_Your objective_
Search the records for the word "energy" and pick out every line that has it.
■ ■ ■ ■
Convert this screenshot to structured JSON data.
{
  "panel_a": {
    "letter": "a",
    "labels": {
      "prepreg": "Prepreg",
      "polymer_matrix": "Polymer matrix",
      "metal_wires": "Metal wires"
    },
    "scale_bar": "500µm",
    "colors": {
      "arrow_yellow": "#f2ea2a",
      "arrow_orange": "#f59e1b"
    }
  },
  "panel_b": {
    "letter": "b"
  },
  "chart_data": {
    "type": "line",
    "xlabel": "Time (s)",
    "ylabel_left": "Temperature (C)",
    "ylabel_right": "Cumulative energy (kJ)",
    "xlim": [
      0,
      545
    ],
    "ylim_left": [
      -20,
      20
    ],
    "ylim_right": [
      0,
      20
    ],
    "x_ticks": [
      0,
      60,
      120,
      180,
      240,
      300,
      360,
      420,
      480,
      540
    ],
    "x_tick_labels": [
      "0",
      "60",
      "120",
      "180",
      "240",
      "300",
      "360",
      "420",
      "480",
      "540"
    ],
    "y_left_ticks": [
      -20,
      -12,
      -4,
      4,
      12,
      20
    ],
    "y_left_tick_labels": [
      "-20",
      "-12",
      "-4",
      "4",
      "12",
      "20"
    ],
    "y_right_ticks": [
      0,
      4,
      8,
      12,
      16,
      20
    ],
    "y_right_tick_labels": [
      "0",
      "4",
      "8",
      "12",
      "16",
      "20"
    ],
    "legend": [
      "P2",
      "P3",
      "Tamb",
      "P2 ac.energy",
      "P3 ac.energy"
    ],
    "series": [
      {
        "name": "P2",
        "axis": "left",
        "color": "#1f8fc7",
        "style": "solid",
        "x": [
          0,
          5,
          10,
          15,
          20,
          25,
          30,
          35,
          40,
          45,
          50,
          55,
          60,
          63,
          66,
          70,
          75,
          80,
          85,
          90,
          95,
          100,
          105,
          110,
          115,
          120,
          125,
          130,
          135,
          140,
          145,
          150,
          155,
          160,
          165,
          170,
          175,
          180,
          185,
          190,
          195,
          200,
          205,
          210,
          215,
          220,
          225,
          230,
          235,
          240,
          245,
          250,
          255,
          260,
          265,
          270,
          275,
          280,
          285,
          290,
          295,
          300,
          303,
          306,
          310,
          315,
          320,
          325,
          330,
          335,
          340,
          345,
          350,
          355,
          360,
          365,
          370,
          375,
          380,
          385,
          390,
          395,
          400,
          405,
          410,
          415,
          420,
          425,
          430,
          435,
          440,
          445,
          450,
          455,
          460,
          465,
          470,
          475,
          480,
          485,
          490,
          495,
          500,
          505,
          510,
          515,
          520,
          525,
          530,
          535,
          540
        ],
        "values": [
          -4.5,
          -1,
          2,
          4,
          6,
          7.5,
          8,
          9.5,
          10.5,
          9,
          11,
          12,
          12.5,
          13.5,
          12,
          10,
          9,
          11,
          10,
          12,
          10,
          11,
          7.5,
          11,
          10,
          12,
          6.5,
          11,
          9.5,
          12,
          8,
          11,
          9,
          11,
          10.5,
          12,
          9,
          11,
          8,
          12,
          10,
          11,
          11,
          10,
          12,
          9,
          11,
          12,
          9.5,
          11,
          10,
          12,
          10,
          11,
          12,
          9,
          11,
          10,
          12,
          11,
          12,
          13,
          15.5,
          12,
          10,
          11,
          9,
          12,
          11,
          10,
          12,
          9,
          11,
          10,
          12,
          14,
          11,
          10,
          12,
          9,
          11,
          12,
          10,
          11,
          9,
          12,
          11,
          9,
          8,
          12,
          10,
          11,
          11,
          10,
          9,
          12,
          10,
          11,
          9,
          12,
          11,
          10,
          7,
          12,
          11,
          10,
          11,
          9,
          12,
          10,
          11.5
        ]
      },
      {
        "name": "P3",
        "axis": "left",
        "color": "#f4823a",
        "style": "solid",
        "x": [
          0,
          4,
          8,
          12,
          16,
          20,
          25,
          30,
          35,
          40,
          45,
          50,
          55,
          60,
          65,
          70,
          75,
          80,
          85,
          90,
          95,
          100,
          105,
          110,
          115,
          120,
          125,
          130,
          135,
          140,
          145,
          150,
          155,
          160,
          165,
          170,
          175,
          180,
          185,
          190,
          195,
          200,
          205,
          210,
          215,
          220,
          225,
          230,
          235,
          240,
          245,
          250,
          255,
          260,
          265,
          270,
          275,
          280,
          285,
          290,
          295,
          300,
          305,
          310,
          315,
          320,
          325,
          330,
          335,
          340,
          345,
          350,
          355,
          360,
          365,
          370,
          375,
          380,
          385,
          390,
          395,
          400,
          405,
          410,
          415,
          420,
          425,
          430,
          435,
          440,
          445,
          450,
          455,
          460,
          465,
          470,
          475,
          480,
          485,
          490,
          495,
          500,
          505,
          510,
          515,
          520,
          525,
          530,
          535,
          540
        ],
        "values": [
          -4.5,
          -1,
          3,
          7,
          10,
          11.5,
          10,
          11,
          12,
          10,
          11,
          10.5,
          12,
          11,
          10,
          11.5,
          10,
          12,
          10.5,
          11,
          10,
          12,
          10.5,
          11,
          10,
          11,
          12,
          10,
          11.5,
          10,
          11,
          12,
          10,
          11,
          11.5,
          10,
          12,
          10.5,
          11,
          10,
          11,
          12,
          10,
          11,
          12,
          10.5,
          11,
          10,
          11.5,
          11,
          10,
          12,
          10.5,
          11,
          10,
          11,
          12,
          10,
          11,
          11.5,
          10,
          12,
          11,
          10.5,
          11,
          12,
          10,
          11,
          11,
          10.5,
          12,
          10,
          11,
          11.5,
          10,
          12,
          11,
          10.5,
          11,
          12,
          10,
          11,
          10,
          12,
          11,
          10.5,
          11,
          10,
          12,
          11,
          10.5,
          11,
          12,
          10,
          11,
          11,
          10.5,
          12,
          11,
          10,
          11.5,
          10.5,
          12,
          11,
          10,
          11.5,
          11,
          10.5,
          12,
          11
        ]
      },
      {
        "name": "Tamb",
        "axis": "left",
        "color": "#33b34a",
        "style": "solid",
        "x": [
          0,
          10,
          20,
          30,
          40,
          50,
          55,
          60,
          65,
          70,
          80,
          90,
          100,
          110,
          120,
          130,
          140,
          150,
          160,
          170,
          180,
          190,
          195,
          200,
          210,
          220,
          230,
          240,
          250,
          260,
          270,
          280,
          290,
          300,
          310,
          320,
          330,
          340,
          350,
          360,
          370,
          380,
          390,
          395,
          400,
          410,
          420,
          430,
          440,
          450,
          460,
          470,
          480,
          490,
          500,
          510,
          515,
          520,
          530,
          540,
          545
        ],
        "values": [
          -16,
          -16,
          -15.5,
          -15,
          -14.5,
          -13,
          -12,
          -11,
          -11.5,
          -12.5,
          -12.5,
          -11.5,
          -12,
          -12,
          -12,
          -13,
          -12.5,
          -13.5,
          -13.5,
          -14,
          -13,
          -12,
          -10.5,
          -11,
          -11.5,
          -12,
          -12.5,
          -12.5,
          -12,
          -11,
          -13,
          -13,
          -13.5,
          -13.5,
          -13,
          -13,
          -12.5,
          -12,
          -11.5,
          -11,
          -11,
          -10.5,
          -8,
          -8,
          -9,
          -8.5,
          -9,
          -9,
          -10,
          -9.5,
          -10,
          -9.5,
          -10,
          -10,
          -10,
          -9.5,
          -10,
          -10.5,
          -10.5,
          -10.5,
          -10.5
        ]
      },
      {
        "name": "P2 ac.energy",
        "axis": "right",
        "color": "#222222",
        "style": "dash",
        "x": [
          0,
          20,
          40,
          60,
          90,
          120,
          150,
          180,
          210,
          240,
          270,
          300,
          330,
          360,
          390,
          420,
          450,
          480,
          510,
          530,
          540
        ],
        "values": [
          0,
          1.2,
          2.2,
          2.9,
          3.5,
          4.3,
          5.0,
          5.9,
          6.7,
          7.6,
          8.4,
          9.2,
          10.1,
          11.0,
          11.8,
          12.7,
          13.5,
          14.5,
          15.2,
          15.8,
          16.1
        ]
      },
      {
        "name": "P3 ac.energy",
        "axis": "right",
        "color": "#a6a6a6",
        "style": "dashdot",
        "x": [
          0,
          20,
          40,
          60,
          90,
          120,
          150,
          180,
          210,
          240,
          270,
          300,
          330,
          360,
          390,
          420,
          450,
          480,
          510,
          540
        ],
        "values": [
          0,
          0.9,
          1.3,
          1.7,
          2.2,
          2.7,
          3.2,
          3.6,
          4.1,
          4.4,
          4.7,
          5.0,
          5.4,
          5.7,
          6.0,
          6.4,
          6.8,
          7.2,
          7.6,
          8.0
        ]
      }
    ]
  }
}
■ ■ ■ ■
_Solution to this exercise_
    "ylabel_right": "Cumulative energy (kJ)",
      "P2 ac.energy",
      "P3 ac.energy"
        "name": "P2 ac.energy",
        "name": "P3 ac.energy",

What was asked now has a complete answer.